Instructions for the task
Below are entries to be transcribed exactly; exclude the pictures from the copy.

— start —

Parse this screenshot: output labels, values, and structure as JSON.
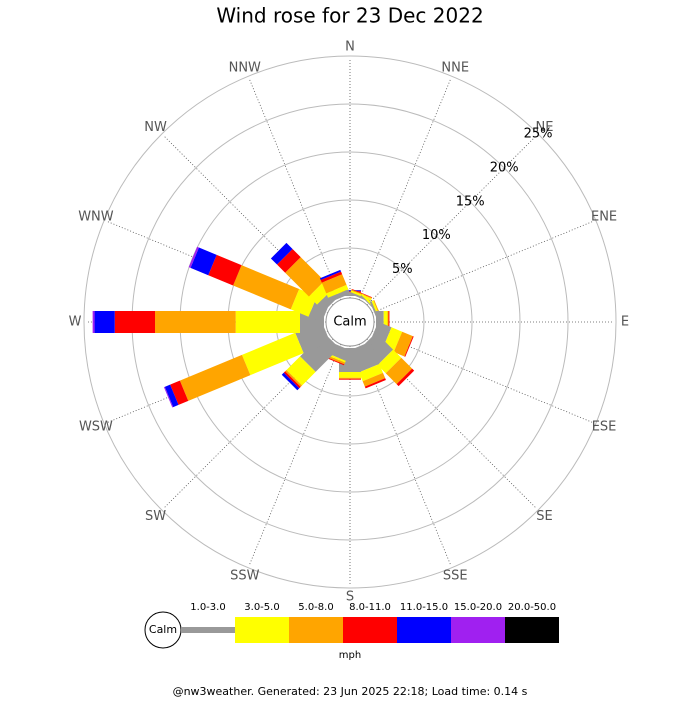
{
  "chart_data": {
    "type": "windrose",
    "title": "Wind rose for 23 Dec 2022",
    "directions": [
      "N",
      "NNE",
      "NE",
      "ENE",
      "E",
      "ESE",
      "SE",
      "SSE",
      "S",
      "SSW",
      "SW",
      "WSW",
      "W",
      "WNW",
      "NW",
      "NNW"
    ],
    "calm_label": "Calm",
    "rlim": [
      0,
      25
    ],
    "rticks": [
      {
        "value": 5,
        "label": "5%"
      },
      {
        "value": 10,
        "label": "10%"
      },
      {
        "value": 15,
        "label": "15%"
      },
      {
        "value": 20,
        "label": "20%"
      },
      {
        "value": 25,
        "label": "25%"
      }
    ],
    "legend_calm": "Calm",
    "legend_unit": "mph",
    "series": [
      {
        "name": "1.0-3.0",
        "color": "#999999",
        "values": [
          0.2,
          0.2,
          0.1,
          0.2,
          0.8,
          1.5,
          2.5,
          2.5,
          2.5,
          1.2,
          3.5,
          3.0,
          2.5,
          1.5,
          1.0,
          0.5
        ]
      },
      {
        "name": "3.0-5.0",
        "color": "#ffff00",
        "values": [
          0.1,
          0.2,
          0.2,
          0.2,
          0.4,
          1.2,
          1.2,
          1.0,
          0.6,
          0.2,
          2.0,
          6.0,
          6.7,
          2.0,
          1.2,
          0.5
        ]
      },
      {
        "name": "5.0-8.0",
        "color": "#ffa500",
        "values": [
          0.1,
          0.1,
          0,
          0.1,
          0.1,
          1.2,
          1.6,
          0.6,
          0.1,
          0.2,
          0.2,
          7.0,
          8.4,
          6.5,
          3.5,
          1.2
        ]
      },
      {
        "name": "8.0-11.0",
        "color": "#ff0000",
        "values": [
          0.1,
          0.05,
          0,
          0,
          0.1,
          0.1,
          0.3,
          0.2,
          0.1,
          0.1,
          0.2,
          1.1,
          4.2,
          2.8,
          1.2,
          0.3
        ]
      },
      {
        "name": "11.0-15.0",
        "color": "#0000ff",
        "values": [
          0.1,
          0,
          0,
          0,
          0,
          0,
          0,
          0,
          0,
          0,
          0.3,
          0.6,
          2.1,
          2.0,
          0.9,
          0.2
        ]
      },
      {
        "name": "15.0-20.0",
        "color": "#a020f0",
        "values": [
          0,
          0,
          0,
          0,
          0,
          0,
          0,
          0,
          0,
          0,
          0,
          0.1,
          0.2,
          0.2,
          0,
          0
        ]
      },
      {
        "name": "20.0-50.0",
        "color": "#000000",
        "values": [
          0,
          0,
          0,
          0,
          0,
          0,
          0,
          0,
          0,
          0,
          0,
          0,
          0,
          0,
          0,
          0
        ]
      }
    ],
    "footer": "@nw3weather. Generated: 23 Jun 2025 22:18; Load time: 0.14 s"
  }
}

— end —

Answer to the problem
Parse this screenshot: output labels, values, and structure as JSON.
{
  "chart_data": {
    "type": "windrose",
    "title": "Wind rose for 23 Dec 2022",
    "directions": [
      "N",
      "NNE",
      "NE",
      "ENE",
      "E",
      "ESE",
      "SE",
      "SSE",
      "S",
      "SSW",
      "SW",
      "WSW",
      "W",
      "WNW",
      "NW",
      "NNW"
    ],
    "calm_label": "Calm",
    "rlim": [
      0,
      25
    ],
    "rticks": [
      {
        "value": 5,
        "label": "5%"
      },
      {
        "value": 10,
        "label": "10%"
      },
      {
        "value": 15,
        "label": "15%"
      },
      {
        "value": 20,
        "label": "20%"
      },
      {
        "value": 25,
        "label": "25%"
      }
    ],
    "legend_calm": "Calm",
    "legend_unit": "mph",
    "series": [
      {
        "name": "1.0-3.0",
        "color": "#999999",
        "values": [
          0.2,
          0.2,
          0.1,
          0.2,
          0.8,
          1.5,
          2.5,
          2.5,
          2.5,
          1.2,
          3.5,
          3.0,
          2.5,
          1.5,
          1.0,
          0.5
        ]
      },
      {
        "name": "3.0-5.0",
        "color": "#ffff00",
        "values": [
          0.1,
          0.2,
          0.2,
          0.2,
          0.4,
          1.2,
          1.2,
          1.0,
          0.6,
          0.2,
          2.0,
          6.0,
          6.7,
          2.0,
          1.2,
          0.5
        ]
      },
      {
        "name": "5.0-8.0",
        "color": "#ffa500",
        "values": [
          0.1,
          0.1,
          0,
          0.1,
          0.1,
          1.2,
          1.6,
          0.6,
          0.1,
          0.2,
          0.2,
          7.0,
          8.4,
          6.5,
          3.5,
          1.2
        ]
      },
      {
        "name": "8.0-11.0",
        "color": "#ff0000",
        "values": [
          0.1,
          0.05,
          0,
          0,
          0.1,
          0.1,
          0.3,
          0.2,
          0.1,
          0.1,
          0.2,
          1.1,
          4.2,
          2.8,
          1.2,
          0.3
        ]
      },
      {
        "name": "11.0-15.0",
        "color": "#0000ff",
        "values": [
          0.1,
          0,
          0,
          0,
          0,
          0,
          0,
          0,
          0,
          0,
          0.3,
          0.6,
          2.1,
          2.0,
          0.9,
          0.2
        ]
      },
      {
        "name": "15.0-20.0",
        "color": "#a020f0",
        "values": [
          0,
          0,
          0,
          0,
          0,
          0,
          0,
          0,
          0,
          0,
          0,
          0.1,
          0.2,
          0.2,
          0,
          0
        ]
      },
      {
        "name": "20.0-50.0",
        "color": "#000000",
        "values": [
          0,
          0,
          0,
          0,
          0,
          0,
          0,
          0,
          0,
          0,
          0,
          0,
          0,
          0,
          0,
          0
        ]
      }
    ],
    "footer": "@nw3weather. Generated: 23 Jun 2025 22:18; Load time: 0.14 s"
  }
}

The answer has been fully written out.